[A block of data]
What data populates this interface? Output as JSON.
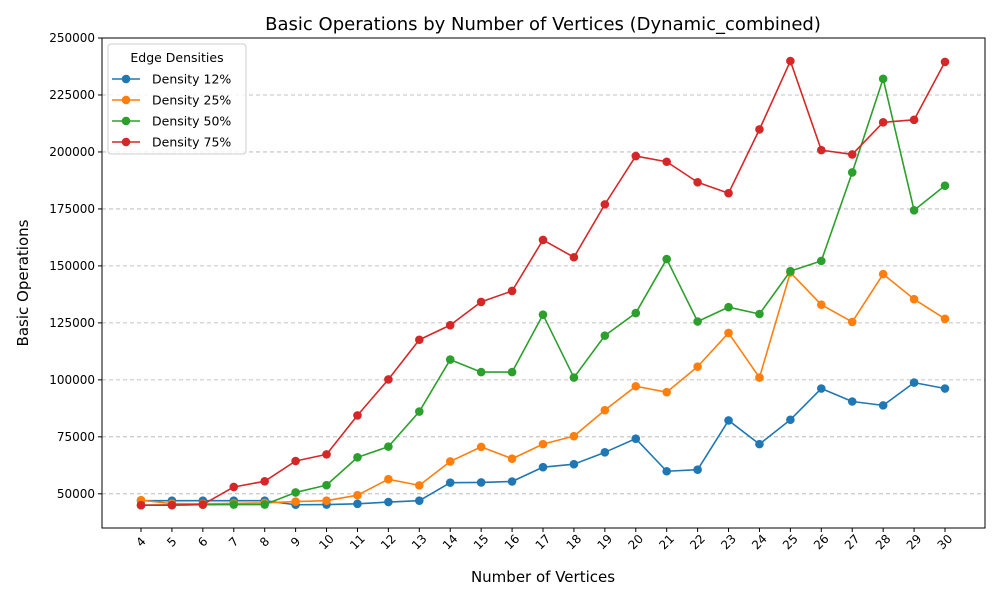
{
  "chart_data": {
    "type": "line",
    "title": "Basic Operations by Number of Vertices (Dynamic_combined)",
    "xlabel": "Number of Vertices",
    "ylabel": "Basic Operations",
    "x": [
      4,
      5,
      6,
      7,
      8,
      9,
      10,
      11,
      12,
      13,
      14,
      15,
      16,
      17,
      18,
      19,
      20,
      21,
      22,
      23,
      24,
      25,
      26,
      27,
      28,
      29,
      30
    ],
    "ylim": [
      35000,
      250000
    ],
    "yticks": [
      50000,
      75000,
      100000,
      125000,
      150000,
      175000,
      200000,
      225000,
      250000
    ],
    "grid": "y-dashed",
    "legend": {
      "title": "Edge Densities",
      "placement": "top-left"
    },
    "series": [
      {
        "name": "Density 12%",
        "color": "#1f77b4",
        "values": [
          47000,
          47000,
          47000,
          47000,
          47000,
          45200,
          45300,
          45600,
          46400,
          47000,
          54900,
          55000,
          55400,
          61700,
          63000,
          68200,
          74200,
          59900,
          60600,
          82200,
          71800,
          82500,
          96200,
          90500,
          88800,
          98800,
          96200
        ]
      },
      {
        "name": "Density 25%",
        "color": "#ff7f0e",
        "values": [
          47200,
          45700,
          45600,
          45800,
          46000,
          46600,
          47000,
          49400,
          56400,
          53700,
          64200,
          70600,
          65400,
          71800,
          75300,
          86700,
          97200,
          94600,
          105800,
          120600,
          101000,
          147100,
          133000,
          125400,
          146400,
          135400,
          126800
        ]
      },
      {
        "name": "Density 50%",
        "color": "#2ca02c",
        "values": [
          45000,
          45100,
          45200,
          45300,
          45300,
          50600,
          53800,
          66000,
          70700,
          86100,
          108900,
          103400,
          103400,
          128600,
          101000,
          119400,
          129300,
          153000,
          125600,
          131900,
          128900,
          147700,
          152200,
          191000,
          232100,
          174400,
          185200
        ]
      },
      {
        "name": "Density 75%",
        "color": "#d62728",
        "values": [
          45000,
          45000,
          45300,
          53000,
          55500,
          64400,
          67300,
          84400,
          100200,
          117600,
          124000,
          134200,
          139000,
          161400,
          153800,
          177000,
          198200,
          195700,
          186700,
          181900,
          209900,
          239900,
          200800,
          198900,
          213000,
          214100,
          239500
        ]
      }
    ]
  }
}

[AIM]
Determine how many lines of the listing above include the word "name", and report that number only.

[EXERCISE ANSWER]
4